### Dataset excerpts
########

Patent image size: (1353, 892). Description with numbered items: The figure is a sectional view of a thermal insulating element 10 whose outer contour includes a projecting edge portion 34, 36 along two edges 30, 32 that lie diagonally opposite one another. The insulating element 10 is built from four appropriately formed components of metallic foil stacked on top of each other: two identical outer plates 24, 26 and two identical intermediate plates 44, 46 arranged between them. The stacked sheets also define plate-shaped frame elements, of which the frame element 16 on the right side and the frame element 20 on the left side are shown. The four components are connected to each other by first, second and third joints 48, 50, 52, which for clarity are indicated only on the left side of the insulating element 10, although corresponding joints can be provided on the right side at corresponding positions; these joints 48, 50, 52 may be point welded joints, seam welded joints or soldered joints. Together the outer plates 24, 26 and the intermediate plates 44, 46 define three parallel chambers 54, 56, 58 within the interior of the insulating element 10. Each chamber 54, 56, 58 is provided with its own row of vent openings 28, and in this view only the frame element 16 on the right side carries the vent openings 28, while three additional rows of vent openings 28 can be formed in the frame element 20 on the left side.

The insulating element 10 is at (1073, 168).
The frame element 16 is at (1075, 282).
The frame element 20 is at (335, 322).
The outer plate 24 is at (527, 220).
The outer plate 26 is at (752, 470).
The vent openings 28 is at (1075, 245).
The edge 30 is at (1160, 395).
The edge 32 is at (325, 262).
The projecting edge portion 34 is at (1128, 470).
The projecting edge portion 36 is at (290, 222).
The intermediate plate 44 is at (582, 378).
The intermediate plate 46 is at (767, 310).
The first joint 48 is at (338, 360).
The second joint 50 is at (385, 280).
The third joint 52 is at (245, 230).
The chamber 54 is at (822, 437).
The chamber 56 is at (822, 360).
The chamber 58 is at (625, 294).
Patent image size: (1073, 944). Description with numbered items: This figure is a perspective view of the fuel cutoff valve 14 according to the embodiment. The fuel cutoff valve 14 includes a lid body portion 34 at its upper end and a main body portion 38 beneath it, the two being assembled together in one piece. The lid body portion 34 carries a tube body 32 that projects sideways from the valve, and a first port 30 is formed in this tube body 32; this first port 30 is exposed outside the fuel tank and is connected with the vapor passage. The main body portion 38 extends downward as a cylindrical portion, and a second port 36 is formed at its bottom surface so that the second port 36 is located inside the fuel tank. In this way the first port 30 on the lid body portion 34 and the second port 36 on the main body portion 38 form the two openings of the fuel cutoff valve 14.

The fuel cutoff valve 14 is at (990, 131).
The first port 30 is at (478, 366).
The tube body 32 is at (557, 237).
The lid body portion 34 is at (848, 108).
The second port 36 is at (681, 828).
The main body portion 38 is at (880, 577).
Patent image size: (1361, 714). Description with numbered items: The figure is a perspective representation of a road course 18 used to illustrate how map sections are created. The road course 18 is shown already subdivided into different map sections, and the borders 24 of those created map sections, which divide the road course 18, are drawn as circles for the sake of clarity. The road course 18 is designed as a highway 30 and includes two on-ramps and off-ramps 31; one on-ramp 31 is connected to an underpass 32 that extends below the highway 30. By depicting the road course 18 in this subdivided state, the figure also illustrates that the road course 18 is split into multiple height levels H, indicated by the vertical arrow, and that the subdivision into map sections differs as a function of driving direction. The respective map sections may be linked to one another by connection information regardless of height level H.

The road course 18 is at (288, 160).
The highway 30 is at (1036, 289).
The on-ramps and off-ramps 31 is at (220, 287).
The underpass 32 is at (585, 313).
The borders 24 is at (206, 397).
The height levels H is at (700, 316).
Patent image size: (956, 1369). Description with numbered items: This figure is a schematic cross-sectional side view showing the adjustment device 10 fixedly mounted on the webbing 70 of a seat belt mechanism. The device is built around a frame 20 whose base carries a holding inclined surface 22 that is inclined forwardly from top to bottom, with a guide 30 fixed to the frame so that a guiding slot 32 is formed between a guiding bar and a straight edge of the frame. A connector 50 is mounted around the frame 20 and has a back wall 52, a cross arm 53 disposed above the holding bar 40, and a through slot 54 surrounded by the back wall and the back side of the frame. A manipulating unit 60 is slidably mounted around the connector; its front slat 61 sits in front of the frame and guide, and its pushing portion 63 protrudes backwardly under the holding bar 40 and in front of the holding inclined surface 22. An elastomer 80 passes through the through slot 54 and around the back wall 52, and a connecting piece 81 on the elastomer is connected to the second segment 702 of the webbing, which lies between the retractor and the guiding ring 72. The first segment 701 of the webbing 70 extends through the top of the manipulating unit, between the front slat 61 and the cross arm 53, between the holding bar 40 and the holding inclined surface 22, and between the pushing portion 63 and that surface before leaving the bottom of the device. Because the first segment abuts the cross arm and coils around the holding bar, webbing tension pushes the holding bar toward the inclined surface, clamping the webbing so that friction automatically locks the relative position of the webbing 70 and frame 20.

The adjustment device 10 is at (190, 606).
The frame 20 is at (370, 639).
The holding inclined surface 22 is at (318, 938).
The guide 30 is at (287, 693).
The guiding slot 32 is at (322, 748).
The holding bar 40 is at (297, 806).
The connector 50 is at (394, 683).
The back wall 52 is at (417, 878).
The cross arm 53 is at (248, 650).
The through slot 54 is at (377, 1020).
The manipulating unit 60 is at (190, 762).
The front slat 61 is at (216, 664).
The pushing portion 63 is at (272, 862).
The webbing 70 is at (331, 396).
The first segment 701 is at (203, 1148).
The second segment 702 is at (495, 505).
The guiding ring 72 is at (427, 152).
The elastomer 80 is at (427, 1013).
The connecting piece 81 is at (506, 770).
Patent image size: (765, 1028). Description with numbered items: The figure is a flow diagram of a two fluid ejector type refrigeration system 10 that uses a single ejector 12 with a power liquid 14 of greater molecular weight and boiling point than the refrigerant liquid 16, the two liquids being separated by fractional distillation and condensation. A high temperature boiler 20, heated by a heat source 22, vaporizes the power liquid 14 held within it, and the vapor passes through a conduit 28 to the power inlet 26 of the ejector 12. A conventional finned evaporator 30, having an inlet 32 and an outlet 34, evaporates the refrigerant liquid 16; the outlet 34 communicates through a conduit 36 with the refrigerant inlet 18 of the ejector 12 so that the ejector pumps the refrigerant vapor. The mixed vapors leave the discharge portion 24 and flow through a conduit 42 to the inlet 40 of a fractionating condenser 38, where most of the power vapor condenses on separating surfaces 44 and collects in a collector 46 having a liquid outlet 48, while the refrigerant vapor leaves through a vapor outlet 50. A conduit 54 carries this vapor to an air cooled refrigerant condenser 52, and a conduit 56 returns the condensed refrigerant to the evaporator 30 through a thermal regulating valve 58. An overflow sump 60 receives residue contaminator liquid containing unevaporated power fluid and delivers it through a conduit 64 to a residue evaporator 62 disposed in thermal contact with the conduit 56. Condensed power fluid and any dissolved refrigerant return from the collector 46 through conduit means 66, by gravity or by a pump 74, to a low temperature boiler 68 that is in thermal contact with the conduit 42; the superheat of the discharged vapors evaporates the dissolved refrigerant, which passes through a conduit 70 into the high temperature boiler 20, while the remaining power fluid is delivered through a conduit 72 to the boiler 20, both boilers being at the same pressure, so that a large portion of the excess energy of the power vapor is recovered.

########

### Requirement
Extract every one of the lines above word for word, keeping them in their original order.

### Full output
Patent image size: (1353, 892). Description with numbered items: The figure is a sectional view of a thermal insulating element 10 whose outer contour includes a projecting edge portion 34, 36 along two edges 30, 32 that lie diagonally opposite one another. The insulating element 10 is built from four appropriately formed components of metallic foil stacked on top of each other: two identical outer plates 24, 26 and two identical intermediate plates 44, 46 arranged between them. The stacked sheets also define plate-shaped frame elements, of which the frame element 16 on the right side and the frame element 20 on the left side are shown. The four components are connected to each other by first, second and third joints 48, 50, 52, which for clarity are indicated only on the left side of the insulating element 10, although corresponding joints can be provided on the right side at corresponding positions; these joints 48, 50, 52 may be point welded joints, seam welded joints or soldered joints. Together the outer plates 24, 26 and the intermediate plates 44, 46 define three parallel chambers 54, 56, 58 within the interior of the insulating element 10. Each chamber 54, 56, 58 is provided with its own row of vent openings 28, and in this view only the frame element 16 on the right side carries the vent openings 28, while three additional rows of vent openings 28 can be formed in the frame element 20 on the left side.

The insulating element 10 is at (1073, 168).
The frame element 16 is at (1075, 282).
The frame element 20 is at (335, 322).
The outer plate 24 is at (527, 220).
The outer plate 26 is at (752, 470).
The vent openings 28 is at (1075, 245).
The edge 30 is at (1160, 395).
The edge 32 is at (325, 262).
The projecting edge portion 34 is at (1128, 470).
The projecting edge portion 36 is at (290, 222).
The intermediate plate 44 is at (582, 378).
The intermediate plate 46 is at (767, 310).
The first joint 48 is at (338, 360).
The second joint 50 is at (385, 280).
The third joint 52 is at (245, 230).
The chamber 54 is at (822, 437).
The chamber 56 is at (822, 360).
The chamber 58 is at (625, 294).
Patent image size: (1073, 944). Description with numbered items: This figure is a perspective view of the fuel cutoff valve 14 according to the embodiment. The fuel cutoff valve 14 includes a lid body portion 34 at its upper end and a main body portion 38 beneath it, the two being assembled together in one piece. The lid body portion 34 carries a tube body 32 that projects sideways from the valve, and a first port 30 is formed in this tube body 32; this first port 30 is exposed outside the fuel tank and is connected with the vapor passage. The main body portion 38 extends downward as a cylindrical portion, and a second port 36 is formed at its bottom surface so that the second port 36 is located inside the fuel tank. In this way the first port 30 on the lid body portion 34 and the second port 36 on the main body portion 38 form the two openings of the fuel cutoff valve 14.

The fuel cutoff valve 14 is at (990, 131).
The first port 30 is at (478, 366).
The tube body 32 is at (557, 237).
The lid body portion 34 is at (848, 108).
The second port 36 is at (681, 828).
The main body portion 38 is at (880, 577).
Patent image size: (1361, 714). Description with numbered items: The figure is a perspective representation of a road course 18 used to illustrate how map sections are created. The road course 18 is shown already subdivided into different map sections, and the borders 24 of those created map sections, which divide the road course 18, are drawn as circles for the sake of clarity. The road course 18 is designed as a highway 30 and includes two on-ramps and off-ramps 31; one on-ramp 31 is connected to an underpass 32 that extends below the highway 30. By depicting the road course 18 in this subdivided state, the figure also illustrates that the road course 18 is split into multiple height levels H, indicated by the vertical arrow, and that the subdivision into map sections differs as a function of driving direction. The respective map sections may be linked to one another by connection information regardless of height level H.

The road course 18 is at (288, 160).
The highway 30 is at (1036, 289).
The on-ramps and off-ramps 31 is at (220, 287).
The underpass 32 is at (585, 313).
The borders 24 is at (206, 397).
The height levels H is at (700, 316).
Patent image size: (956, 1369). Description with numbered items: This figure is a schematic cross-sectional side view showing the adjustment device 10 fixedly mounted on the webbing 70 of a seat belt mechanism. The device is built around a frame 20 whose base carries a holding inclined surface 22 that is inclined forwardly from top to bottom, with a guide 30 fixed to the frame so that a guiding slot 32 is formed between a guiding bar and a straight edge of the frame. A connector 50 is mounted around the frame 20 and has a back wall 52, a cross arm 53 disposed above the holding bar 40, and a through slot 54 surrounded by the back wall and the back side of the frame. A manipulating unit 60 is slidably mounted around the connector; its front slat 61 sits in front of the frame and guide, and its pushing portion 63 protrudes backwardly under the holding bar 40 and in front of the holding inclined surface 22. An elastomer 80 passes through the through slot 54 and around the back wall 52, and a connecting piece 81 on the elastomer is connected to the second segment 702 of the webbing, which lies between the retractor and the guiding ring 72. The first segment 701 of the webbing 70 extends through the top of the manipulating unit, between the front slat 61 and the cross arm 53, between the holding bar 40 and the holding inclined surface 22, and between the pushing portion 63 and that surface before leaving the bottom of the device. Because the first segment abuts the cross arm and coils around the holding bar, webbing tension pushes the holding bar toward the inclined surface, clamping the webbing so that friction automatically locks the relative position of the webbing 70 and frame 20.

The adjustment device 10 is at (190, 606).
The frame 20 is at (370, 639).
The holding inclined surface 22 is at (318, 938).
The guide 30 is at (287, 693).
The guiding slot 32 is at (322, 748).
The holding bar 40 is at (297, 806).
The connector 50 is at (394, 683).
The back wall 52 is at (417, 878).
The cross arm 53 is at (248, 650).
The through slot 54 is at (377, 1020).
The manipulating unit 60 is at (190, 762).
The front slat 61 is at (216, 664).
The pushing portion 63 is at (272, 862).
The webbing 70 is at (331, 396).
The first segment 701 is at (203, 1148).
The second segment 702 is at (495, 505).
The guiding ring 72 is at (427, 152).
The elastomer 80 is at (427, 1013).
The connecting piece 81 is at (506, 770).
Patent image size: (765, 1028). Description with numbered items: The figure is a flow diagram of a two fluid ejector type refrigeration system 10 that uses a single ejector 12 with a power liquid 14 of greater molecular weight and boiling point than the refrigerant liquid 16, the two liquids being separated by fractional distillation and condensation. A high temperature boiler 20, heated by a heat source 22, vaporizes the power liquid 14 held within it, and the vapor passes through a conduit 28 to the power inlet 26 of the ejector 12. A conventional finned evaporator 30, having an inlet 32 and an outlet 34, evaporates the refrigerant liquid 16; the outlet 34 communicates through a conduit 36 with the refrigerant inlet 18 of the ejector 12 so that the ejector pumps the refrigerant vapor. The mixed vapors leave the discharge portion 24 and flow through a conduit 42 to the inlet 40 of a fractionating condenser 38, where most of the power vapor condenses on separating surfaces 44 and collects in a collector 46 having a liquid outlet 48, while the refrigerant vapor leaves through a vapor outlet 50. A conduit 54 carries this vapor to an air cooled refrigerant condenser 52, and a conduit 56 returns the condensed refrigerant to the evaporator 30 through a thermal regulating valve 58. An overflow sump 60 receives residue contaminator liquid containing unevaporated power fluid and delivers it through a conduit 64 to a residue evaporator 62 disposed in thermal contact with the conduit 56. Condensed power fluid and any dissolved refrigerant return from the collector 46 through conduit means 66, by gravity or by a pump 74, to a low temperature boiler 68 that is in thermal contact with the conduit 42; the superheat of the discharged vapors evaporates the dissolved refrigerant, which passes through a conduit 70 into the high temperature boiler 20, while the remaining power fluid is delivered through a conduit 72 to the boiler 20, both boilers being at the same pressure, so that a large portion of the excess energy of the power vapor is recovered.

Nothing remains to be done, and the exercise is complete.